(Entries with figure data)
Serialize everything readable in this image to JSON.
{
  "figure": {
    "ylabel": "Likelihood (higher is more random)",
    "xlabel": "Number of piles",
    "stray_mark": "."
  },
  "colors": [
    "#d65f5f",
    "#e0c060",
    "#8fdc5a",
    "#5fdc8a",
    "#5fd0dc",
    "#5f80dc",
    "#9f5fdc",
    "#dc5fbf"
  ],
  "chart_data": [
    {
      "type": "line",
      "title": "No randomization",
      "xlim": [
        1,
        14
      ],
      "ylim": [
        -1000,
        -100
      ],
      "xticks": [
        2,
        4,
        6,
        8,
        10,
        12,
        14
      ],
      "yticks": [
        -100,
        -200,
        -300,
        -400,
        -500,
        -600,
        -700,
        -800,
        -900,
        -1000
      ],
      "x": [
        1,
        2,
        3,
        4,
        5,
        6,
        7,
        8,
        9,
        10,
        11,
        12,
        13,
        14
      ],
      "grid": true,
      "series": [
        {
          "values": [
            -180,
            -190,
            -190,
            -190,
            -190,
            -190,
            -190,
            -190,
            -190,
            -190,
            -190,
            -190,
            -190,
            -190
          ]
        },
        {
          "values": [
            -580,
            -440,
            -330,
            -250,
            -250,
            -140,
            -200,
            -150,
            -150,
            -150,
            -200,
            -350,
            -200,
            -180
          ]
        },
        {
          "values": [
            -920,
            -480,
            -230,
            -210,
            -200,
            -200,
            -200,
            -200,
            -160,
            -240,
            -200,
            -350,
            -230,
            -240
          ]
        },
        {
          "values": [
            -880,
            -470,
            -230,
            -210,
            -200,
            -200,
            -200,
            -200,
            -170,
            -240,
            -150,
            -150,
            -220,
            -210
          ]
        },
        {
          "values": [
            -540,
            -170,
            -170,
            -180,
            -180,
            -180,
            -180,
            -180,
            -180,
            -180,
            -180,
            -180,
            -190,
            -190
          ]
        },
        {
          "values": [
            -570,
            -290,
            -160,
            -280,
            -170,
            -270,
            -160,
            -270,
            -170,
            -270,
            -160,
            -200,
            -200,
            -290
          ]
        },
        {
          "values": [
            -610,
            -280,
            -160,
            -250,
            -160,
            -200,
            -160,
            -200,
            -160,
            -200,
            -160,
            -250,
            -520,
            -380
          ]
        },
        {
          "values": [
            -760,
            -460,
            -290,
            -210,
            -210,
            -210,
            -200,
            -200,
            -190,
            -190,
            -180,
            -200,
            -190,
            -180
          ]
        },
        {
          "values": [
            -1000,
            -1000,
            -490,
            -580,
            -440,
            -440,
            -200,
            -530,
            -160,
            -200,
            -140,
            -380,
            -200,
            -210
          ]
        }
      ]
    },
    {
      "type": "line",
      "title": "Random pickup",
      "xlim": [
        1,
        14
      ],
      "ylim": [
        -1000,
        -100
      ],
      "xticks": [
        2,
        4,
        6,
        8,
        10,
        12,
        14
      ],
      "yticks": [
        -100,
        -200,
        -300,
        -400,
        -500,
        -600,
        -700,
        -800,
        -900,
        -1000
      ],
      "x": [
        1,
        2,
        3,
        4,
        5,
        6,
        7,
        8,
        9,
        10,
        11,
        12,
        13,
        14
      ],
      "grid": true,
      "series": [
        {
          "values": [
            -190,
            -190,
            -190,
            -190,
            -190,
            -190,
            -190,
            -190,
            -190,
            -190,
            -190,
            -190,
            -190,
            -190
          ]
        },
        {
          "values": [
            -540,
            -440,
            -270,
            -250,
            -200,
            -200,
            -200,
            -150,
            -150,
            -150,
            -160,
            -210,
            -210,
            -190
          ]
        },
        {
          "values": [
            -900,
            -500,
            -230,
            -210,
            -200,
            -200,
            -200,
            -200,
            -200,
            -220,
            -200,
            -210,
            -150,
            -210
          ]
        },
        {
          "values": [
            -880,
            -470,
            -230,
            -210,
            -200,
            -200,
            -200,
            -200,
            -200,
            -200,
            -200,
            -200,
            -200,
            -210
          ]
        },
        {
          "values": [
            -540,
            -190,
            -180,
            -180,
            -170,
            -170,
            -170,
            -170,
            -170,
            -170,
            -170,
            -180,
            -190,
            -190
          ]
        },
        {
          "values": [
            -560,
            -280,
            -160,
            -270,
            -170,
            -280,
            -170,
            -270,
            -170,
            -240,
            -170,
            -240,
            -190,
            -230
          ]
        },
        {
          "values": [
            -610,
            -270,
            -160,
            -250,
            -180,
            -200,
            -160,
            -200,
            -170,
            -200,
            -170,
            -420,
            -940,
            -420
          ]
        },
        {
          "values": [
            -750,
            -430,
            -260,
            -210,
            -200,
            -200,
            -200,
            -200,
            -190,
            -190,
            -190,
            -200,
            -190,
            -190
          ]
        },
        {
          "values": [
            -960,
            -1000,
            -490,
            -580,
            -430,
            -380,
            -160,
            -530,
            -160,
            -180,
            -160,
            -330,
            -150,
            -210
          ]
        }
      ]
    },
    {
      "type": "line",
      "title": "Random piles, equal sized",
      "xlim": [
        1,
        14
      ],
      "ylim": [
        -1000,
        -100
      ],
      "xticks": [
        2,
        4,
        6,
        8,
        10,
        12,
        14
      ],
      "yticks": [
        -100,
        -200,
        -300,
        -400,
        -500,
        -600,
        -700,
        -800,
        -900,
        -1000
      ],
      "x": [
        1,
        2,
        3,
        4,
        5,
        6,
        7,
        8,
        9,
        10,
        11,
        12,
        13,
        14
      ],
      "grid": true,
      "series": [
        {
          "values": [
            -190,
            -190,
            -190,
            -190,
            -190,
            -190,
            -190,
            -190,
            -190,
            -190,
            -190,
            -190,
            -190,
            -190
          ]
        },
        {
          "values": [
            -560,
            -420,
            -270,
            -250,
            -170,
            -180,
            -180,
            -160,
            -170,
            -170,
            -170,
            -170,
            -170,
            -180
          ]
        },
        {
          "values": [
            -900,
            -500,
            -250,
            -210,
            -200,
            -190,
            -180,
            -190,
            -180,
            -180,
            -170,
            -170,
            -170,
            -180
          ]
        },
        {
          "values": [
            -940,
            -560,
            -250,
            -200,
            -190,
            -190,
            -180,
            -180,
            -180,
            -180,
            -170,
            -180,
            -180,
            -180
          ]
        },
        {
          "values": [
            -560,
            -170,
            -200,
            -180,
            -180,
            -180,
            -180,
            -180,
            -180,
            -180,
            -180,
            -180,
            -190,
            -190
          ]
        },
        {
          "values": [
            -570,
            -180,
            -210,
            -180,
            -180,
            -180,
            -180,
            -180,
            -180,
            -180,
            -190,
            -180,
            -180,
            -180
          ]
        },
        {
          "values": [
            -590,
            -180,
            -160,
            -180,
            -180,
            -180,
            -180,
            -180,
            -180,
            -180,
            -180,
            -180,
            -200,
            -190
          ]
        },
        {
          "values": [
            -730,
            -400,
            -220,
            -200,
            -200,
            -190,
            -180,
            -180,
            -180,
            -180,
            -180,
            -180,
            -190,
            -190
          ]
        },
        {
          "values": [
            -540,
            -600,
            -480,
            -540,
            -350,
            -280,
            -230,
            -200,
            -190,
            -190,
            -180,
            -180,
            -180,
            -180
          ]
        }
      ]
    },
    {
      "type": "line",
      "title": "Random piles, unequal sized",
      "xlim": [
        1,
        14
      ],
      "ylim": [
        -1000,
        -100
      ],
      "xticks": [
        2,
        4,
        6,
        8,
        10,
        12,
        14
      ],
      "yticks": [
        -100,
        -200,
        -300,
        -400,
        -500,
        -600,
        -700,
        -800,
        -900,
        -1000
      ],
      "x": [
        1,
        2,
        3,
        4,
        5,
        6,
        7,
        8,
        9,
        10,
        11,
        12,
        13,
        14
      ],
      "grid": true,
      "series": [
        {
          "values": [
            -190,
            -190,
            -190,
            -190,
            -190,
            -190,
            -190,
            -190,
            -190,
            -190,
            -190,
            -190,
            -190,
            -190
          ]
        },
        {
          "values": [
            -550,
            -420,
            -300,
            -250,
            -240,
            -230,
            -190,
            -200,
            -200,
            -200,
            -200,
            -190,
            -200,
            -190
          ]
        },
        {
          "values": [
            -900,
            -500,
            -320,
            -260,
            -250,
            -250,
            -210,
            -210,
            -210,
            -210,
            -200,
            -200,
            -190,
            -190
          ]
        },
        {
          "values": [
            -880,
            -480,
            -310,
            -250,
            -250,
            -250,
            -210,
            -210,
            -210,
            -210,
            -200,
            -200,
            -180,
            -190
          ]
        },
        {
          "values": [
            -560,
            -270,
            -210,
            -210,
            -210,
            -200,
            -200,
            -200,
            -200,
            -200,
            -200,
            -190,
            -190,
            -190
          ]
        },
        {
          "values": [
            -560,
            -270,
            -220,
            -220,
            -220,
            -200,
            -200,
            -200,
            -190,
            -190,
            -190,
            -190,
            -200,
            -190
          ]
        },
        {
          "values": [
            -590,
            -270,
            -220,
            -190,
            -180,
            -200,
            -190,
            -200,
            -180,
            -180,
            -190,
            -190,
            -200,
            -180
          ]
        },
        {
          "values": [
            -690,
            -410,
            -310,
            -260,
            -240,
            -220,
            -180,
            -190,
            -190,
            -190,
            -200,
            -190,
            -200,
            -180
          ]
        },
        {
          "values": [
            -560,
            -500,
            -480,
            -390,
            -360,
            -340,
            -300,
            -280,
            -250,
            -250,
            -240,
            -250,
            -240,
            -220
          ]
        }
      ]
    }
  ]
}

# Required task
Working from the listing above, pick out every line that has "sized" and copy it.

# Task solution
      "title": "Random piles, equal sized",
      "title": "Random piles, unequal sized",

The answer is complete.